Set problem => Rewrite the items below, switching every "Patent image size" to "Drawing size" and keeping everything else the same.

Data for this exercise =>
>>>>>
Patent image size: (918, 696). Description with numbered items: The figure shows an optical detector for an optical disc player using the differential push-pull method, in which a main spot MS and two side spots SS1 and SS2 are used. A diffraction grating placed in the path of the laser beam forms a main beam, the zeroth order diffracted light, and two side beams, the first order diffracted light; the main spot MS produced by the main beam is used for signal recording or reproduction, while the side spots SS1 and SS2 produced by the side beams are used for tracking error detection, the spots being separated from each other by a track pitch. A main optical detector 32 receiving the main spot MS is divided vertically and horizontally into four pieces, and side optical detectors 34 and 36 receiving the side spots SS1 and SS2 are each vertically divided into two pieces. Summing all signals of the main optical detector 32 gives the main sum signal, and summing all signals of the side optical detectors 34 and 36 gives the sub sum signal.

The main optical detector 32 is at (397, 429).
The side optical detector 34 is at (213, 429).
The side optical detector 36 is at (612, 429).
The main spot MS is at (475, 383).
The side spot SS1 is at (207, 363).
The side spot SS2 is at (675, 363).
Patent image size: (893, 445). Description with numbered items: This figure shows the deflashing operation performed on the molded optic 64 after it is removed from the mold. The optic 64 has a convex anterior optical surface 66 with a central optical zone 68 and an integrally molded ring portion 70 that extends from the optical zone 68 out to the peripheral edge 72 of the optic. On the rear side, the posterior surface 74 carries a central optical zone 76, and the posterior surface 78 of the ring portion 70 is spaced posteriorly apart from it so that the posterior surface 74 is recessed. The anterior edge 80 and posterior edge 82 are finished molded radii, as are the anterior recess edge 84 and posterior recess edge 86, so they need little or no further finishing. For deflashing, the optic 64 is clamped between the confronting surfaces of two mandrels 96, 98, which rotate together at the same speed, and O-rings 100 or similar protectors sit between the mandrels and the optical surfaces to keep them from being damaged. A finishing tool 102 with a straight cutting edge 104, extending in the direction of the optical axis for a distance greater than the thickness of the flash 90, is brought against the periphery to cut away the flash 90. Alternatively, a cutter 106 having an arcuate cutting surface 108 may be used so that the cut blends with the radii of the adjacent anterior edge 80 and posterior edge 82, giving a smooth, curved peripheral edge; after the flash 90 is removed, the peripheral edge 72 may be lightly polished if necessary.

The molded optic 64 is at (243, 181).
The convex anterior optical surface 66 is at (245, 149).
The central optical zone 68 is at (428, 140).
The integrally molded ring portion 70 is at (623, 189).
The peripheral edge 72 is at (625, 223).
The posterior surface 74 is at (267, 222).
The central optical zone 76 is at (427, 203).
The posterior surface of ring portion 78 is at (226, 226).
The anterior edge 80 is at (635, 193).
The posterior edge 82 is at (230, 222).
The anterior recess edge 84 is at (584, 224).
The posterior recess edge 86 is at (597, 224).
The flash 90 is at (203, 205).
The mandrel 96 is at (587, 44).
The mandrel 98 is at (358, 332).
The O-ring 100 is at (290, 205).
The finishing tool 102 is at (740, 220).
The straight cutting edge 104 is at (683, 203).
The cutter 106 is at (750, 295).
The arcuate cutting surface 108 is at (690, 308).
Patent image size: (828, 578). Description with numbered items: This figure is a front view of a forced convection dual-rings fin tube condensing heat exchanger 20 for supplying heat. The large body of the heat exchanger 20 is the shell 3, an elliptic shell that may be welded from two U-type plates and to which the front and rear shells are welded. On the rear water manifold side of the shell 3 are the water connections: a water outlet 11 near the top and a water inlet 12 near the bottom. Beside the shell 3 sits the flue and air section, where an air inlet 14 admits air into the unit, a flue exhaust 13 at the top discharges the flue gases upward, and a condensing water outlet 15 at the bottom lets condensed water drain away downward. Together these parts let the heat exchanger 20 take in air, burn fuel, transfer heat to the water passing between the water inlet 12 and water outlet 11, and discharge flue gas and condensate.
<<<<<
Exercise response =>
Drawing size: (918, 696). Description with numbered items: The figure shows an optical detector for an optical disc player using the differential push-pull method, in which a main spot MS and two side spots SS1 and SS2 are used. A diffraction grating placed in the path of the laser beam forms a main beam, the zeroth order diffracted light, and two side beams, the first order diffracted light; the main spot MS produced by the main beam is used for signal recording or reproduction, while the side spots SS1 and SS2 produced by the side beams are used for tracking error detection, the spots being separated from each other by a track pitch. A main optical detector 32 receiving the main spot MS is divided vertically and horizontally into four pieces, and side optical detectors 34 and 36 receiving the side spots SS1 and SS2 are each vertically divided into two pieces. Summing all signals of the main optical detector 32 gives the main sum signal, and summing all signals of the side optical detectors 34 and 36 gives the sub sum signal.

The main optical detector 32 is at (397, 429).
The side optical detector 34 is at (213, 429).
The side optical detector 36 is at (612, 429).
The main spot MS is at (475, 383).
The side spot SS1 is at (207, 363).
The side spot SS2 is at (675, 363).
Drawing size: (893, 445). Description with numbered items: This figure shows the deflashing operation performed on the molded optic 64 after it is removed from the mold. The optic 64 has a convex anterior optical surface 66 with a central optical zone 68 and an integrally molded ring portion 70 that extends from the optical zone 68 out to the peripheral edge 72 of the optic. On the rear side, the posterior surface 74 carries a central optical zone 76, and the posterior surface 78 of the ring portion 70 is spaced posteriorly apart from it so that the posterior surface 74 is recessed. The anterior edge 80 and posterior edge 82 are finished molded radii, as are the anterior recess edge 84 and posterior recess edge 86, so they need little or no further finishing. For deflashing, the optic 64 is clamped between the confronting surfaces of two mandrels 96, 98, which rotate together at the same speed, and O-rings 100 or similar protectors sit between the mandrels and the optical surfaces to keep them from being damaged. A finishing tool 102 with a straight cutting edge 104, extending in the direction of the optical axis for a distance greater than the thickness of the flash 90, is brought against the periphery to cut away the flash 90. Alternatively, a cutter 106 having an arcuate cutting surface 108 may be used so that the cut blends with the radii of the adjacent anterior edge 80 and posterior edge 82, giving a smooth, curved peripheral edge; after the flash 90 is removed, the peripheral edge 72 may be lightly polished if necessary.

The molded optic 64 is at (243, 181).
The convex anterior optical surface 66 is at (245, 149).
The central optical zone 68 is at (428, 140).
The integrally molded ring portion 70 is at (623, 189).
The peripheral edge 72 is at (625, 223).
The posterior surface 74 is at (267, 222).
The central optical zone 76 is at (427, 203).
The posterior surface of ring portion 78 is at (226, 226).
The anterior edge 80 is at (635, 193).
The posterior edge 82 is at (230, 222).
The anterior recess edge 84 is at (584, 224).
The posterior recess edge 86 is at (597, 224).
The flash 90 is at (203, 205).
The mandrel 96 is at (587, 44).
The mandrel 98 is at (358, 332).
The O-ring 100 is at (290, 205).
The finishing tool 102 is at (740, 220).
The straight cutting edge 104 is at (683, 203).
The cutter 106 is at (750, 295).
The arcuate cutting surface 108 is at (690, 308).
Drawing size: (828, 578). Description with numbered items: This figure is a front view of a forced convection dual-rings fin tube condensing heat exchanger 20 for supplying heat. The large body of the heat exchanger 20 is the shell 3, an elliptic shell that may be welded from two U-type plates and to which the front and rear shells are welded. On the rear water manifold side of the shell 3 are the water connections: a water outlet 11 near the top and a water inlet 12 near the bottom. Beside the shell 3 sits the flue and air section, where an air inlet 14 admits air into the unit, a flue exhaust 13 at the top discharges the flue gases upward, and a condensing water outlet 15 at the bottom lets condensed water drain away downward. Together these parts let the heat exchanger 20 take in air, burn fuel, transfer heat to the water passing between the water inlet 12 and water outlet 11, and discharge flue gas and condensate.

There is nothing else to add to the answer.